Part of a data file
┄┄┄┄┄┄┄┄┄┄┄┄┄┄┄┄┄┄┄┄

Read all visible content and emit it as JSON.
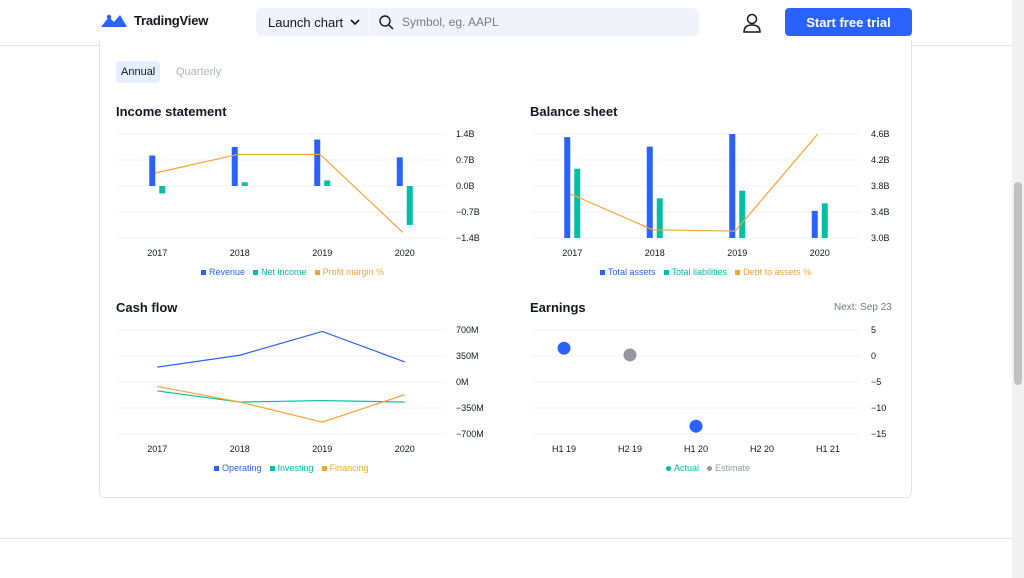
{
  "header": {
    "logo_text": "TradingView",
    "launch_label": "Launch chart",
    "search_placeholder": "Symbol, eg. AAPL",
    "trial_label": "Start free trial"
  },
  "periods": {
    "annual": "Annual",
    "quarterly": "Quarterly",
    "selected": "Annual"
  },
  "colors": {
    "blue": "#2962ff",
    "teal": "#00bfa5",
    "orange": "#f7a531",
    "gray": "#9598a1"
  },
  "income": {
    "title": "Income statement",
    "legend": [
      "Revenue",
      "Net income",
      "Profit margin %"
    ]
  },
  "balance": {
    "title": "Balance sheet",
    "legend": [
      "Total assets",
      "Total liabilities",
      "Debt to assets %"
    ]
  },
  "cashflow": {
    "title": "Cash flow",
    "legend": [
      "Operating",
      "Investing",
      "Financing"
    ]
  },
  "earnings": {
    "title": "Earnings",
    "next": "Next: Sep 23",
    "legend": [
      "Actual",
      "Estimate"
    ]
  },
  "chart_data": [
    {
      "type": "bar",
      "title": "Income statement",
      "categories": [
        "2017",
        "2018",
        "2019",
        "2020"
      ],
      "y_ticks": [
        "1.4B",
        "0.7B",
        "0.0B",
        "−0.7B",
        "−1.4B"
      ],
      "ylim": [
        -1.4,
        1.4
      ],
      "series": [
        {
          "name": "Revenue",
          "kind": "bar",
          "values": [
            0.82,
            1.05,
            1.25,
            0.77
          ]
        },
        {
          "name": "Net income",
          "kind": "bar",
          "values": [
            -0.2,
            0.1,
            0.15,
            -1.05
          ]
        },
        {
          "name": "Profit margin %",
          "kind": "line",
          "values": [
            0.35,
            0.85,
            0.85,
            -1.25
          ]
        }
      ]
    },
    {
      "type": "bar",
      "title": "Balance sheet",
      "categories": [
        "2017",
        "2018",
        "2019",
        "2020"
      ],
      "y_ticks": [
        "4.6B",
        "4.2B",
        "3.8B",
        "3.4B",
        "3.0B"
      ],
      "ylim": [
        2.95,
        4.6
      ],
      "series": [
        {
          "name": "Total assets",
          "kind": "bar",
          "values": [
            4.55,
            4.4,
            4.6,
            3.38
          ]
        },
        {
          "name": "Total liabilities",
          "kind": "bar",
          "values": [
            4.05,
            3.58,
            3.7,
            3.5
          ]
        },
        {
          "name": "Debt to assets %",
          "kind": "line",
          "values": [
            3.65,
            3.08,
            3.06,
            4.6
          ]
        }
      ]
    },
    {
      "type": "line",
      "title": "Cash flow",
      "categories": [
        "2017",
        "2018",
        "2019",
        "2020"
      ],
      "y_ticks": [
        "700M",
        "350M",
        "0M",
        "−350M",
        "−700M"
      ],
      "ylim": [
        -700,
        700
      ],
      "series": [
        {
          "name": "Operating",
          "values": [
            200,
            360,
            680,
            270
          ]
        },
        {
          "name": "Investing",
          "values": [
            -120,
            -270,
            -250,
            -270
          ]
        },
        {
          "name": "Financing",
          "values": [
            -60,
            -270,
            -540,
            -170
          ]
        }
      ]
    },
    {
      "type": "scatter",
      "title": "Earnings",
      "categories": [
        "H1 19",
        "H2 19",
        "H1 20",
        "H2 20",
        "H1 21"
      ],
      "y_ticks": [
        "5",
        "0",
        "−5",
        "−10",
        "−15"
      ],
      "ylim": [
        -15,
        5
      ],
      "series": [
        {
          "name": "Actual",
          "values": [
            1.5,
            null,
            -13.5,
            null,
            null
          ]
        },
        {
          "name": "Estimate",
          "values": [
            null,
            0.2,
            null,
            null,
            null
          ]
        }
      ]
    }
  ]
}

┄┄┄┄┄┄┄┄┄┄┄┄┄┄┄┄┄┄┄┄

JOB:
Restate the data above word for word. Do not include the images.

TASK RESULT:
Read all visible content and emit it as JSON.
{
  "header": {
    "logo_text": "TradingView",
    "launch_label": "Launch chart",
    "search_placeholder": "Symbol, eg. AAPL",
    "trial_label": "Start free trial"
  },
  "periods": {
    "annual": "Annual",
    "quarterly": "Quarterly",
    "selected": "Annual"
  },
  "colors": {
    "blue": "#2962ff",
    "teal": "#00bfa5",
    "orange": "#f7a531",
    "gray": "#9598a1"
  },
  "income": {
    "title": "Income statement",
    "legend": [
      "Revenue",
      "Net income",
      "Profit margin %"
    ]
  },
  "balance": {
    "title": "Balance sheet",
    "legend": [
      "Total assets",
      "Total liabilities",
      "Debt to assets %"
    ]
  },
  "cashflow": {
    "title": "Cash flow",
    "legend": [
      "Operating",
      "Investing",
      "Financing"
    ]
  },
  "earnings": {
    "title": "Earnings",
    "next": "Next: Sep 23",
    "legend": [
      "Actual",
      "Estimate"
    ]
  },
  "chart_data": [
    {
      "type": "bar",
      "title": "Income statement",
      "categories": [
        "2017",
        "2018",
        "2019",
        "2020"
      ],
      "y_ticks": [
        "1.4B",
        "0.7B",
        "0.0B",
        "−0.7B",
        "−1.4B"
      ],
      "ylim": [
        -1.4,
        1.4
      ],
      "series": [
        {
          "name": "Revenue",
          "kind": "bar",
          "values": [
            0.82,
            1.05,
            1.25,
            0.77
          ]
        },
        {
          "name": "Net income",
          "kind": "bar",
          "values": [
            -0.2,
            0.1,
            0.15,
            -1.05
          ]
        },
        {
          "name": "Profit margin %",
          "kind": "line",
          "values": [
            0.35,
            0.85,
            0.85,
            -1.25
          ]
        }
      ]
    },
    {
      "type": "bar",
      "title": "Balance sheet",
      "categories": [
        "2017",
        "2018",
        "2019",
        "2020"
      ],
      "y_ticks": [
        "4.6B",
        "4.2B",
        "3.8B",
        "3.4B",
        "3.0B"
      ],
      "ylim": [
        2.95,
        4.6
      ],
      "series": [
        {
          "name": "Total assets",
          "kind": "bar",
          "values": [
            4.55,
            4.4,
            4.6,
            3.38
          ]
        },
        {
          "name": "Total liabilities",
          "kind": "bar",
          "values": [
            4.05,
            3.58,
            3.7,
            3.5
          ]
        },
        {
          "name": "Debt to assets %",
          "kind": "line",
          "values": [
            3.65,
            3.08,
            3.06,
            4.6
          ]
        }
      ]
    },
    {
      "type": "line",
      "title": "Cash flow",
      "categories": [
        "2017",
        "2018",
        "2019",
        "2020"
      ],
      "y_ticks": [
        "700M",
        "350M",
        "0M",
        "−350M",
        "−700M"
      ],
      "ylim": [
        -700,
        700
      ],
      "series": [
        {
          "name": "Operating",
          "values": [
            200,
            360,
            680,
            270
          ]
        },
        {
          "name": "Investing",
          "values": [
            -120,
            -270,
            -250,
            -270
          ]
        },
        {
          "name": "Financing",
          "values": [
            -60,
            -270,
            -540,
            -170
          ]
        }
      ]
    },
    {
      "type": "scatter",
      "title": "Earnings",
      "categories": [
        "H1 19",
        "H2 19",
        "H1 20",
        "H2 20",
        "H1 21"
      ],
      "y_ticks": [
        "5",
        "0",
        "−5",
        "−10",
        "−15"
      ],
      "ylim": [
        -15,
        5
      ],
      "series": [
        {
          "name": "Actual",
          "values": [
            1.5,
            null,
            -13.5,
            null,
            null
          ]
        },
        {
          "name": "Estimate",
          "values": [
            null,
            0.2,
            null,
            null,
            null
          ]
        }
      ]
    }
  ]
}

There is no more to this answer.